## start MATERIAL TO PROCESS

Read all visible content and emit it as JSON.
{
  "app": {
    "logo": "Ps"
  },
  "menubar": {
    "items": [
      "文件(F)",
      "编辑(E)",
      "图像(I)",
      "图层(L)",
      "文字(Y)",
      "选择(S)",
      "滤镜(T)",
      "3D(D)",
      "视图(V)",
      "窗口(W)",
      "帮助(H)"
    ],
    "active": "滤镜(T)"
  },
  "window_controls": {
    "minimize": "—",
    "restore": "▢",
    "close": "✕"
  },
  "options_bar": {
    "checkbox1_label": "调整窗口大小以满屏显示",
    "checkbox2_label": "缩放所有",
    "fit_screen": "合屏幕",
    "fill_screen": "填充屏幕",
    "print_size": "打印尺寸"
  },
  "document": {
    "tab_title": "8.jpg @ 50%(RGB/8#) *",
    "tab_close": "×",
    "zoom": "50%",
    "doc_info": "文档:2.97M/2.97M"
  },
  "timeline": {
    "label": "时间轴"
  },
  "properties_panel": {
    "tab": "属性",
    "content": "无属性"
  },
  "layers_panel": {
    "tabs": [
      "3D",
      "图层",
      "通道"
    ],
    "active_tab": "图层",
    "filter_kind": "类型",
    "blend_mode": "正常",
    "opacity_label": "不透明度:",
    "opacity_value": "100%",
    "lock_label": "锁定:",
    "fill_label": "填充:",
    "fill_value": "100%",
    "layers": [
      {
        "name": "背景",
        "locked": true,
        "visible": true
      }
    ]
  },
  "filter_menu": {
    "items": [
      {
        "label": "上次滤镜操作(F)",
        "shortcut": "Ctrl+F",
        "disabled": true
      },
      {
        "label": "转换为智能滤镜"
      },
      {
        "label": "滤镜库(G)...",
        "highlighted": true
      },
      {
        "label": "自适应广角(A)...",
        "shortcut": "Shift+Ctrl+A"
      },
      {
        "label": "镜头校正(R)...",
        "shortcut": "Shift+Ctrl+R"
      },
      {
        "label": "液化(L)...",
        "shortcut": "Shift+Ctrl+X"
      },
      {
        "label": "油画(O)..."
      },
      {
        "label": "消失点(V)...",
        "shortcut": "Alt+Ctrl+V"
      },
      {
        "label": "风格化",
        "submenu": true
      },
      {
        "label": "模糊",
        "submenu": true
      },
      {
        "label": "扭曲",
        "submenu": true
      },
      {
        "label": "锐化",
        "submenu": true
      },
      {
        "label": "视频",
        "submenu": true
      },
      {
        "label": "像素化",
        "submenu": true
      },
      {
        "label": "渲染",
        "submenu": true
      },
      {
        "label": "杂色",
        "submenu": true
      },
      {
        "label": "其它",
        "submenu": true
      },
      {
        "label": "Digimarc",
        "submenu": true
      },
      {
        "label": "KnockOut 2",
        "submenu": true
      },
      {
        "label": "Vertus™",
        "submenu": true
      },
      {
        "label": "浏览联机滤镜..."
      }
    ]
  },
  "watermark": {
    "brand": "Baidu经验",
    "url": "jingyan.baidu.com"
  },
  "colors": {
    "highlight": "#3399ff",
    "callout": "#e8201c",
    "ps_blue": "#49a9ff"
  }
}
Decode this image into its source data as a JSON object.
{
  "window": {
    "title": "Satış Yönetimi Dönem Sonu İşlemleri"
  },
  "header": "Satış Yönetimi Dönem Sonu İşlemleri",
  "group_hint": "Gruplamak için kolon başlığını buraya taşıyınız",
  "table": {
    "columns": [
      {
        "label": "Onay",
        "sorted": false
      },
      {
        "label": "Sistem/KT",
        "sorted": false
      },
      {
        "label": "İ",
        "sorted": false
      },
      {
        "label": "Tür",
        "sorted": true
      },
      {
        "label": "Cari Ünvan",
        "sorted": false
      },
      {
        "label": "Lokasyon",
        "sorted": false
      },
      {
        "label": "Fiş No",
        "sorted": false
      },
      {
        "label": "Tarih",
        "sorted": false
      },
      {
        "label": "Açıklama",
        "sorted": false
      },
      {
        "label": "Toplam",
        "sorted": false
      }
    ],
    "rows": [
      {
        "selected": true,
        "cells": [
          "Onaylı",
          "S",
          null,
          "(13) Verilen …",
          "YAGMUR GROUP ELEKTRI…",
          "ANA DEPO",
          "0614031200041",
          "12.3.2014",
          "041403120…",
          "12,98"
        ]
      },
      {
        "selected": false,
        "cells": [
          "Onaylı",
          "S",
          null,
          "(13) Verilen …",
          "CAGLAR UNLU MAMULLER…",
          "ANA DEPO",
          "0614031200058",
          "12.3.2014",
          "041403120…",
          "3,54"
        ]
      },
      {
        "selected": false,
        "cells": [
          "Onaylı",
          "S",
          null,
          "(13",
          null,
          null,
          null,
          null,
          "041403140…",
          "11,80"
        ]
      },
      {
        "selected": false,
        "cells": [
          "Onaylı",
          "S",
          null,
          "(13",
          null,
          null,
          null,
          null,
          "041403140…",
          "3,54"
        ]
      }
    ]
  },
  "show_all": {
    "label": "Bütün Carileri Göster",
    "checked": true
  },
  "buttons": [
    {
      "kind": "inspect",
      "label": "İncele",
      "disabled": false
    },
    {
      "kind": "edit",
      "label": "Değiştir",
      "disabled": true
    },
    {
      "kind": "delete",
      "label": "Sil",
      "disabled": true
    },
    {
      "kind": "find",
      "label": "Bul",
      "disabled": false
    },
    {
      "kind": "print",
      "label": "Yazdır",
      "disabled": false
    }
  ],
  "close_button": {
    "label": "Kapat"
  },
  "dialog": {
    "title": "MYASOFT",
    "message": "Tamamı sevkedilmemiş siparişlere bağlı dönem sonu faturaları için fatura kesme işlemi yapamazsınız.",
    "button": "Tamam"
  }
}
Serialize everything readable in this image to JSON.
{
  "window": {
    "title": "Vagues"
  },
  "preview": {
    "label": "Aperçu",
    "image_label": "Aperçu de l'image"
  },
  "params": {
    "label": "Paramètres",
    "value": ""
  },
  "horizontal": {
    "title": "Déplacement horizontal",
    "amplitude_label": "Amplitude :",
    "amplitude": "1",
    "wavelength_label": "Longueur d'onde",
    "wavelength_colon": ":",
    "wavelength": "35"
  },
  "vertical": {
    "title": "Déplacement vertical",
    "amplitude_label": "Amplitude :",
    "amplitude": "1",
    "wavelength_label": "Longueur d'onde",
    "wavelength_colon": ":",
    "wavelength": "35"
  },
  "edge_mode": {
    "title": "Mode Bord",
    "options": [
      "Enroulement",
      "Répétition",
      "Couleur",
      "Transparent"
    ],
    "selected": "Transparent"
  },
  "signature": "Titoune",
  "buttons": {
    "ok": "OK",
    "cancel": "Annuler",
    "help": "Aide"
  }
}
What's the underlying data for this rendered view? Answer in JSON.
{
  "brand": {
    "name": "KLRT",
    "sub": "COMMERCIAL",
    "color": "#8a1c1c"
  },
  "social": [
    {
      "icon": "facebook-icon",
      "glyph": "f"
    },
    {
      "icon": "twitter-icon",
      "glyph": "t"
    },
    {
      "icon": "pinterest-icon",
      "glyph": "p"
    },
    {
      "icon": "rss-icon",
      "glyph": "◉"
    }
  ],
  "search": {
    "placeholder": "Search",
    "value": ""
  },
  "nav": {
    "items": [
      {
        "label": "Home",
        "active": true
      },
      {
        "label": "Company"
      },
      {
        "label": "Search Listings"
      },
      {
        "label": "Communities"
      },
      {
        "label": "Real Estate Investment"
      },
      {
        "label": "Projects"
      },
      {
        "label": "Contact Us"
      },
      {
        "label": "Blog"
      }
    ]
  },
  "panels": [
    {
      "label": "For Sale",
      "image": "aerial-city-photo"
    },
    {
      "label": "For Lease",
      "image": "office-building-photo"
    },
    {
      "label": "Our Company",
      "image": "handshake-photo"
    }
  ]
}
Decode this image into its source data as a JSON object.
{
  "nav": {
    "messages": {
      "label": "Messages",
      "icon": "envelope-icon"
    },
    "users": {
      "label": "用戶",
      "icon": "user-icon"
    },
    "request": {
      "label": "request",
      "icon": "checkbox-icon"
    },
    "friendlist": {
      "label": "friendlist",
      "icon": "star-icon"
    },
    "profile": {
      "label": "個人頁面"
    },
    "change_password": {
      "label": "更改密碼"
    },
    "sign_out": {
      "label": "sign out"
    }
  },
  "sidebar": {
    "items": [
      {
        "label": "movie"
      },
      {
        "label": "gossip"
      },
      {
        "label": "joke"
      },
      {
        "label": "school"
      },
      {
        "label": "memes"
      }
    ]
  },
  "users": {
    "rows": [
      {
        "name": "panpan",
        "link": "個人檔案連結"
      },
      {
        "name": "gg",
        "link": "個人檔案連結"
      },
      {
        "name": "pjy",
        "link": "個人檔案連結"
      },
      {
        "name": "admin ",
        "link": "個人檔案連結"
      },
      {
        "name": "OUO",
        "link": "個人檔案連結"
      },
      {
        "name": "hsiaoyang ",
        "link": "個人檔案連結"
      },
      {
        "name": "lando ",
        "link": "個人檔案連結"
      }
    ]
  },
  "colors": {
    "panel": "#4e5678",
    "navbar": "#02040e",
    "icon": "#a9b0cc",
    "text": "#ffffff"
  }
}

## end MATERIAL TO PROCESS

What is the number of lines above that contain "vertical"? Answer with that number only.

2